● PROMPT:
Present each line of the entries below that holds the word "uses".

● ENTRIES PROVIDED:
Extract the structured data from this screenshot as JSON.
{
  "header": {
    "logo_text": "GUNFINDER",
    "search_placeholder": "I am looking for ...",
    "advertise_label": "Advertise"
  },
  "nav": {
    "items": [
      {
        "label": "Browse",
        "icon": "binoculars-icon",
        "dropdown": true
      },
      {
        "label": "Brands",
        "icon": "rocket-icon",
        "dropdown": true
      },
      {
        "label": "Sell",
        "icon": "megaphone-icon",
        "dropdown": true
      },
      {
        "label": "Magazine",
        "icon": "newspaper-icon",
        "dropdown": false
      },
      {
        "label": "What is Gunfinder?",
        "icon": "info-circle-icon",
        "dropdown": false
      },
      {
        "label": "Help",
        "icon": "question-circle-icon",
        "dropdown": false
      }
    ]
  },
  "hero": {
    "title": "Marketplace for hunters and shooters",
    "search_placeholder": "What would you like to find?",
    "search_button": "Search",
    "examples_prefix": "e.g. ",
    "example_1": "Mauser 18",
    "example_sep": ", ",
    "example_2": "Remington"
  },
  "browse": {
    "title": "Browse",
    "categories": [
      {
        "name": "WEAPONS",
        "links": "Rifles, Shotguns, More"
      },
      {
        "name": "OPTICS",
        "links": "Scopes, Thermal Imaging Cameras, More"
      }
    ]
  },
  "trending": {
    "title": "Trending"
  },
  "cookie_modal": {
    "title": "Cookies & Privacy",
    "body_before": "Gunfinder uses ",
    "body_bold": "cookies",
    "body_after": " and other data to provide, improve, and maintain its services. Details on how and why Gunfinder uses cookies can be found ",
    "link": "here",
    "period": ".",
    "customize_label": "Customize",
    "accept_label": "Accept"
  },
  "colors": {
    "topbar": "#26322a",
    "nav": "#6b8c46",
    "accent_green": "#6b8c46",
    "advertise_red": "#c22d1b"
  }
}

● FULL RESPONSE:
    "body_before": "Gunfinder uses ",
    "body_after": " and other data to provide, improve, and maintain its services. Details on how and why Gunfinder uses cookies can be found ",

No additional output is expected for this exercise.